▶ **Problem description**: Determine how many lines in the records that follow hold the string "name". Only that number should be returned.

▶ **Figure record extracts**:
----

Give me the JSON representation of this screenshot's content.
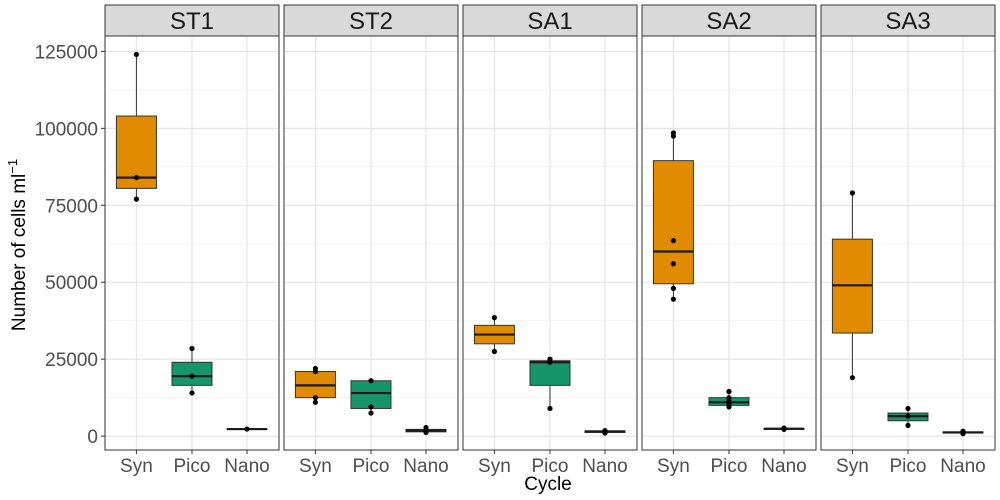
{
  "chart_data": {
    "type": "boxplot",
    "xlabel": "Cycle",
    "ylabel_main": "Number of cells ml",
    "ylabel_sup": "−1",
    "categories": [
      "Syn",
      "Pico",
      "Nano"
    ],
    "yticks": [
      0,
      25000,
      50000,
      75000,
      100000,
      125000
    ],
    "ytick_labels": [
      "0",
      "25000",
      "50000",
      "75000",
      "100000",
      "125000"
    ],
    "ylim": [
      -4500,
      130000
    ],
    "grid": true,
    "colors": {
      "Syn": "#e08b00",
      "Pico": "#17956a",
      "Nano": "#8c6a3a"
    },
    "panels": [
      {
        "name": "ST1",
        "boxes": [
          {
            "category": "Syn",
            "min": 77000,
            "q1": 80500,
            "median": 84000,
            "q3": 104000,
            "max": 124000,
            "points": [
              124000,
              84000,
              77000
            ]
          },
          {
            "category": "Pico",
            "min": 14000,
            "q1": 16500,
            "median": 19500,
            "q3": 24000,
            "max": 28500,
            "points": [
              28500,
              19500,
              14000
            ]
          },
          {
            "category": "Nano",
            "min": 2300,
            "q1": 2300,
            "median": 2300,
            "q3": 2300,
            "max": 2300,
            "points": [
              2300
            ]
          }
        ]
      },
      {
        "name": "ST2",
        "boxes": [
          {
            "category": "Syn",
            "min": 11000,
            "q1": 12500,
            "median": 16500,
            "q3": 21000,
            "max": 22000,
            "points": [
              22000,
              21000,
              12500,
              11000
            ]
          },
          {
            "category": "Pico",
            "min": 7500,
            "q1": 9000,
            "median": 14000,
            "q3": 18000,
            "max": 18000,
            "points": [
              18000,
              9500,
              7500
            ]
          },
          {
            "category": "Nano",
            "min": 1200,
            "q1": 1400,
            "median": 1800,
            "q3": 2200,
            "max": 2800,
            "points": [
              2800,
              1500,
              1200
            ]
          }
        ]
      },
      {
        "name": "SA1",
        "boxes": [
          {
            "category": "Syn",
            "min": 27500,
            "q1": 30000,
            "median": 33000,
            "q3": 36000,
            "max": 38500,
            "points": [
              38500,
              27500
            ]
          },
          {
            "category": "Pico",
            "min": 9000,
            "q1": 16500,
            "median": 24000,
            "q3": 24500,
            "max": 25000,
            "points": [
              25000,
              24000,
              9000
            ]
          },
          {
            "category": "Nano",
            "min": 1000,
            "q1": 1200,
            "median": 1500,
            "q3": 1700,
            "max": 1800,
            "points": [
              1800,
              1000
            ]
          }
        ]
      },
      {
        "name": "SA2",
        "boxes": [
          {
            "category": "Syn",
            "min": 44500,
            "q1": 49500,
            "median": 60000,
            "q3": 89500,
            "max": 98500,
            "points": [
              98500,
              97500,
              63500,
              56000,
              48000,
              44500
            ]
          },
          {
            "category": "Pico",
            "min": 9500,
            "q1": 10000,
            "median": 11000,
            "q3": 12500,
            "max": 14500,
            "points": [
              14500,
              12500,
              11500,
              10500,
              9500
            ]
          },
          {
            "category": "Nano",
            "min": 2000,
            "q1": 2200,
            "median": 2400,
            "q3": 2500,
            "max": 2600,
            "points": [
              2600,
              2200
            ]
          }
        ]
      },
      {
        "name": "SA3",
        "boxes": [
          {
            "category": "Syn",
            "min": 19000,
            "q1": 33500,
            "median": 49000,
            "q3": 64000,
            "max": 79000,
            "points": [
              79000,
              19000
            ]
          },
          {
            "category": "Pico",
            "min": 3500,
            "q1": 5000,
            "median": 6500,
            "q3": 7500,
            "max": 9000,
            "points": [
              9000,
              6500,
              3500
            ]
          },
          {
            "category": "Nano",
            "min": 800,
            "q1": 1000,
            "median": 1200,
            "q3": 1400,
            "max": 1600,
            "points": [
              1600,
              800
            ]
          }
        ]
      }
    ]
  }
}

----

▶ **Exercise answer**: 5